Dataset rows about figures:

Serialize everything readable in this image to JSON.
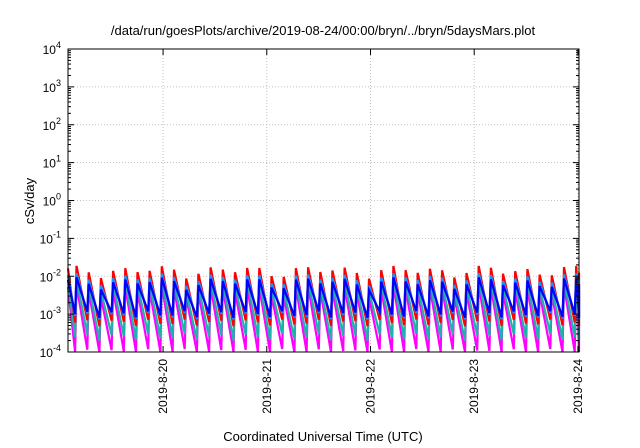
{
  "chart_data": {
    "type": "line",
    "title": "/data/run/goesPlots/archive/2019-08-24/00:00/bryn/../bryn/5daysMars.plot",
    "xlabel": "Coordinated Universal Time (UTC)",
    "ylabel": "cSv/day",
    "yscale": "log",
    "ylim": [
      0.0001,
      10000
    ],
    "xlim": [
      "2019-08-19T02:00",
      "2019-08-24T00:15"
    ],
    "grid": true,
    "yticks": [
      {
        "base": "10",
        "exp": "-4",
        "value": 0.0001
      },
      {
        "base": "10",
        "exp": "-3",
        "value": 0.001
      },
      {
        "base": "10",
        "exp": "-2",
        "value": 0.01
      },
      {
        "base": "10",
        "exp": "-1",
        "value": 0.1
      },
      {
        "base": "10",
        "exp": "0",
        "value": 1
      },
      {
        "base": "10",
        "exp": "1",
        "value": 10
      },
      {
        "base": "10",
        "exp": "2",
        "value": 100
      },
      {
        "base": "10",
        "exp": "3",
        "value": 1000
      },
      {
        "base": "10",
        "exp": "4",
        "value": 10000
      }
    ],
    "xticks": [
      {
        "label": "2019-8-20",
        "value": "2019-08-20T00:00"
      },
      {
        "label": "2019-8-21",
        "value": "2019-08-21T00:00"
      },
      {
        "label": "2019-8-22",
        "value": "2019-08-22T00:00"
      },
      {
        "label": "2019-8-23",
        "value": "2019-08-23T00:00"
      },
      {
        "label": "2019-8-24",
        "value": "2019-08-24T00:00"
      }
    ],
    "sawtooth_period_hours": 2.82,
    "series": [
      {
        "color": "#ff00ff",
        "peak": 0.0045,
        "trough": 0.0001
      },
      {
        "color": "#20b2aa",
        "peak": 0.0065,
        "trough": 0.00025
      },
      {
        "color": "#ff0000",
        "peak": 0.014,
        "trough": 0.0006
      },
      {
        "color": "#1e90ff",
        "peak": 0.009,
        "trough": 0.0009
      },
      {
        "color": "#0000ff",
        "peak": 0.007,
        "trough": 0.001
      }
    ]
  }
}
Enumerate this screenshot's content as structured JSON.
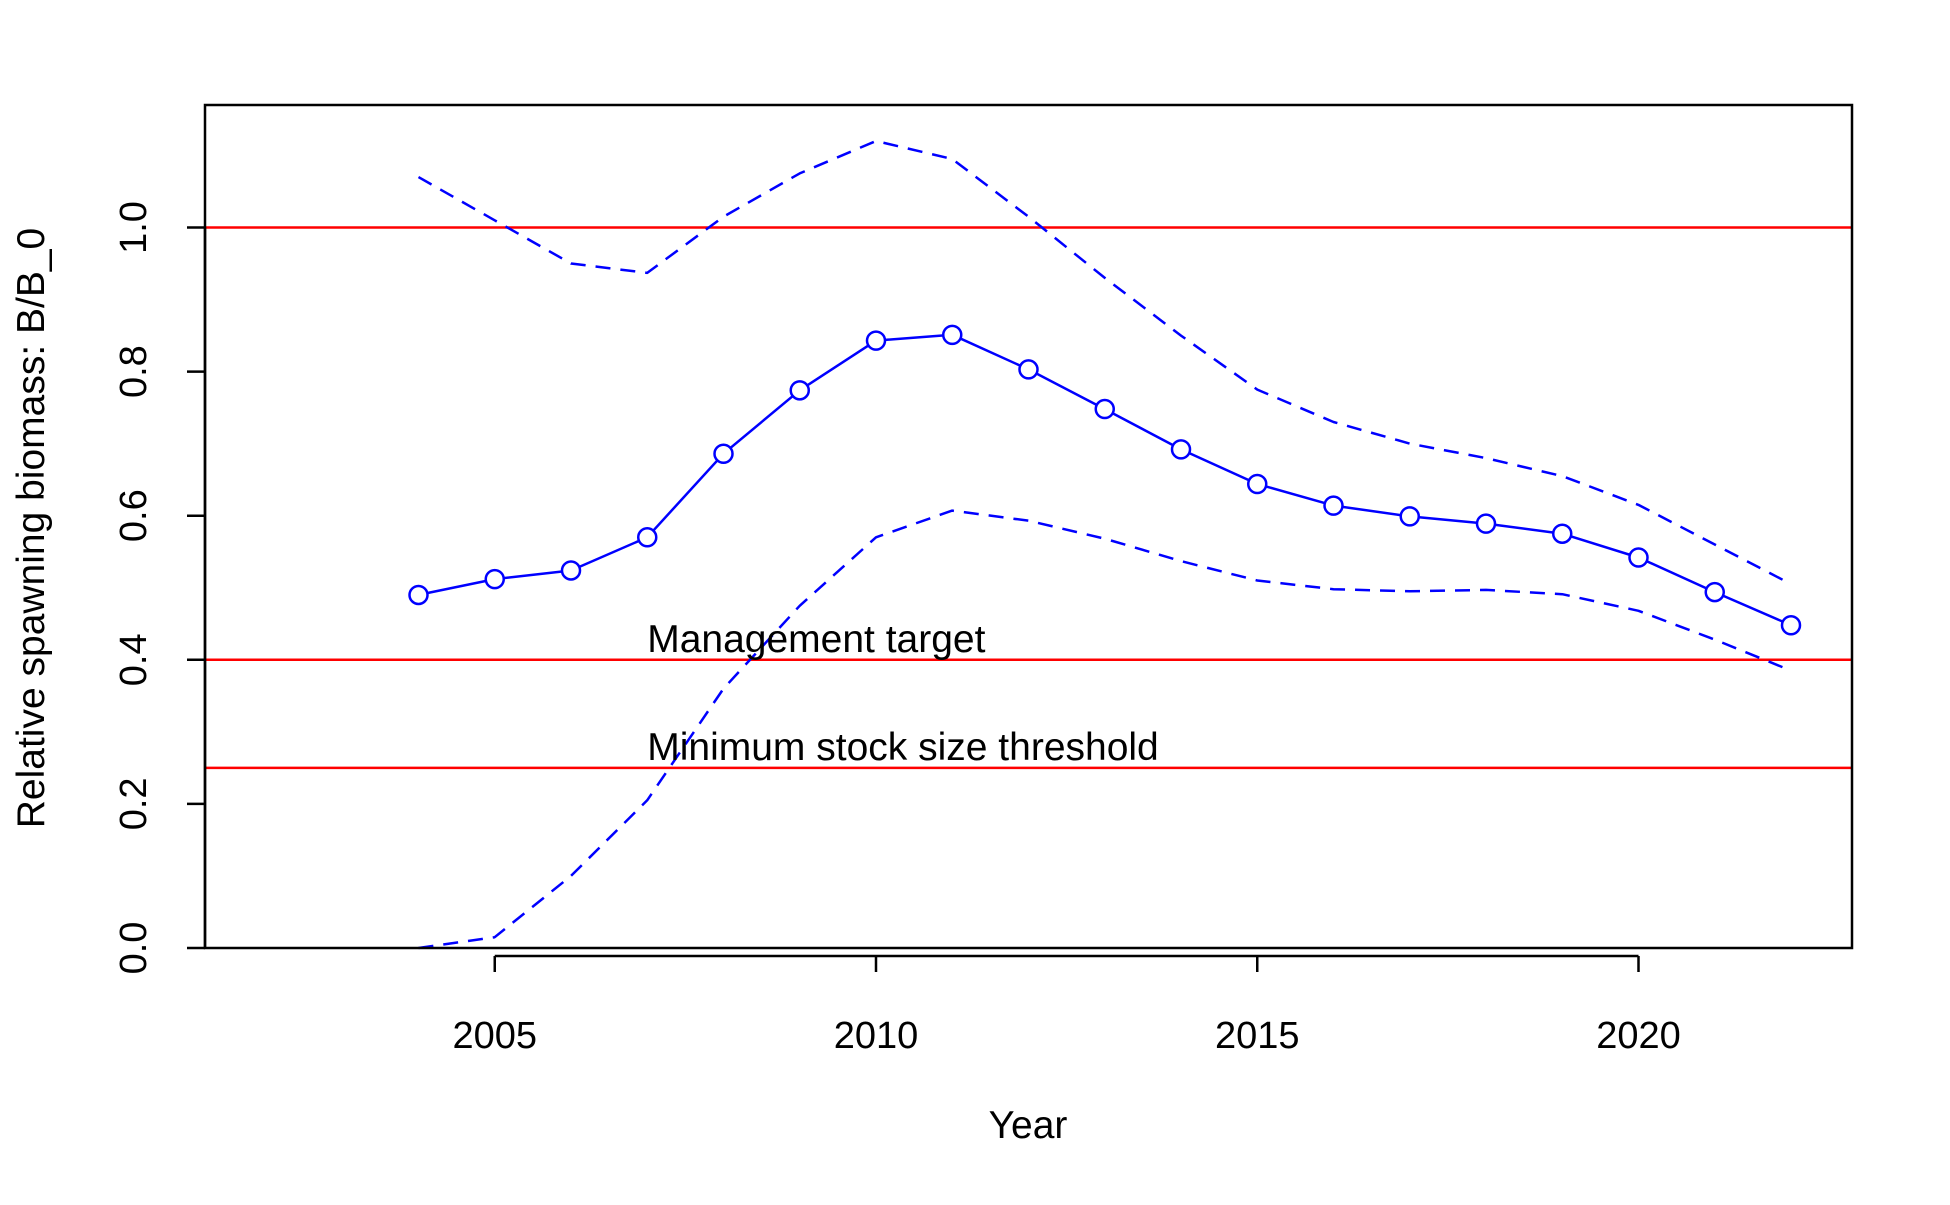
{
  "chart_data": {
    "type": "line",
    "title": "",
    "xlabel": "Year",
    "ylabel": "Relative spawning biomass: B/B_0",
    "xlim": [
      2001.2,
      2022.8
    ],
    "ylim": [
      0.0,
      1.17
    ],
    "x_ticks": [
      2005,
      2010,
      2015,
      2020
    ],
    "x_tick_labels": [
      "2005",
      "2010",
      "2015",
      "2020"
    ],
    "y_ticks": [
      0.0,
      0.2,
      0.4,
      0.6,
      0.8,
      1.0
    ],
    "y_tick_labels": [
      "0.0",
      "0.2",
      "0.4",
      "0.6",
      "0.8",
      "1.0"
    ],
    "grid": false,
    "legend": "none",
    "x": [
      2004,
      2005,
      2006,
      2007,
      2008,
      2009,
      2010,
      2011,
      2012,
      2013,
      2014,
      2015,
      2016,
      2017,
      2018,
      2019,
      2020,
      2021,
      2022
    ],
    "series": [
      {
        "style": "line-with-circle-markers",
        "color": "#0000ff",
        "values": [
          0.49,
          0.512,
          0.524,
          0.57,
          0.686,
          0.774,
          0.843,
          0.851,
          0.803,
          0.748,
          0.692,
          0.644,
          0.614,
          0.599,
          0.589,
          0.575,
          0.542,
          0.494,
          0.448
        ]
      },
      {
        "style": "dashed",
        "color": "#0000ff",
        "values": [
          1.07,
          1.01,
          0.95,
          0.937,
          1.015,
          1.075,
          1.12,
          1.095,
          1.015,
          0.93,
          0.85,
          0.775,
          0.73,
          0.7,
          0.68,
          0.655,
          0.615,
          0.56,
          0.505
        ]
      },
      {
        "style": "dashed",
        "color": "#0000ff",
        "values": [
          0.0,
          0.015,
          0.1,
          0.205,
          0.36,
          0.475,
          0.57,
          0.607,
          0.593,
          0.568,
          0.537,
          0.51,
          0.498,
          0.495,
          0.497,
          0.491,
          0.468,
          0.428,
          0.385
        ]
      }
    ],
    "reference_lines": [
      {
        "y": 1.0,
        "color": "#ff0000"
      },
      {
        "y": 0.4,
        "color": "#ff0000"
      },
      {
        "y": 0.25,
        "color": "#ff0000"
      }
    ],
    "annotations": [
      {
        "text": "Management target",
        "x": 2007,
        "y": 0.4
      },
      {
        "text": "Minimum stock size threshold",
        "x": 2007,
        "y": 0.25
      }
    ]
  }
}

==

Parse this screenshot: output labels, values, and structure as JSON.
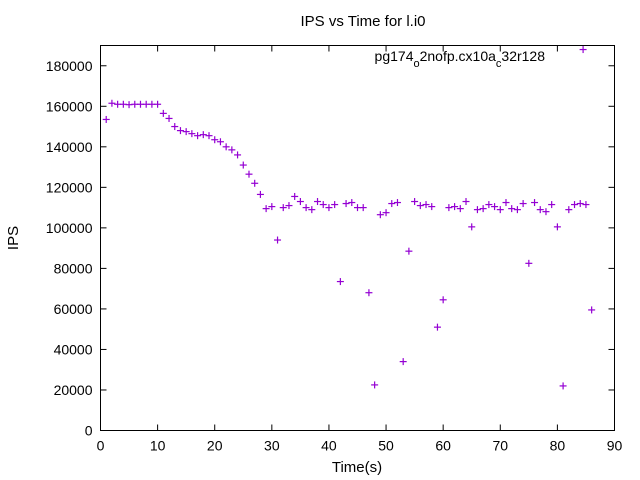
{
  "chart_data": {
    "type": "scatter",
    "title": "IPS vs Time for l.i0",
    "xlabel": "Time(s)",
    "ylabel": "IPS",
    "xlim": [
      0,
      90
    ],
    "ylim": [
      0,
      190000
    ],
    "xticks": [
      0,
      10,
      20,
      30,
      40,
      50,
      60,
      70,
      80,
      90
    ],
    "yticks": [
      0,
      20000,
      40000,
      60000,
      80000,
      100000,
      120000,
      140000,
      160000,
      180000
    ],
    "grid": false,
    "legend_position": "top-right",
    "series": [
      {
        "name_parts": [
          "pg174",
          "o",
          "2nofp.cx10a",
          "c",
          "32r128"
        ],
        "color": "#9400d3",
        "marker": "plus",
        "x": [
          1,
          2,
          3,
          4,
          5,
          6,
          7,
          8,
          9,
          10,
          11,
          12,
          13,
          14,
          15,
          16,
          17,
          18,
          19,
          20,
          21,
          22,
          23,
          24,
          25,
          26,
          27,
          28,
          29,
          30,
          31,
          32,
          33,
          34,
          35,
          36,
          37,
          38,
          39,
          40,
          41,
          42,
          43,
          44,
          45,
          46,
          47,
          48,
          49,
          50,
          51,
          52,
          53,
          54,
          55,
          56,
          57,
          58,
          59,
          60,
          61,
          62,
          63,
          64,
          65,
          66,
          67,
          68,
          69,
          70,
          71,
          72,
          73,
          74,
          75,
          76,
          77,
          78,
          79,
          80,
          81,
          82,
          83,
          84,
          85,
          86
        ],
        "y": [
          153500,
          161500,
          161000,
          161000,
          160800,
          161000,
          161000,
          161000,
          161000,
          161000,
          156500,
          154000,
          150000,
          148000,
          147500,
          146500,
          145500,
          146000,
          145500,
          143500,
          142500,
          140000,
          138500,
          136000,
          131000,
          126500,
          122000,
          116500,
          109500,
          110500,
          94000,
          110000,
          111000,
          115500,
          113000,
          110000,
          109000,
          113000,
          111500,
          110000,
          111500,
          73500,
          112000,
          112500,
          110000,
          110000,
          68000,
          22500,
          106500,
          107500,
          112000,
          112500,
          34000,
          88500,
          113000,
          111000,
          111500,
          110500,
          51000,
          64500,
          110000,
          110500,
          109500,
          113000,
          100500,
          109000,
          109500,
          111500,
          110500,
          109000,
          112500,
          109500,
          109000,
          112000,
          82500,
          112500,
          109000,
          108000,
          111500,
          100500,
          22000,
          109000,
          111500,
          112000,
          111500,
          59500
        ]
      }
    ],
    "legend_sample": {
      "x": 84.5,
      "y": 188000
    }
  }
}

> [Aim] Lines in the records that hold the word "text" are to be counted; give only the total.

> [Written answer] 2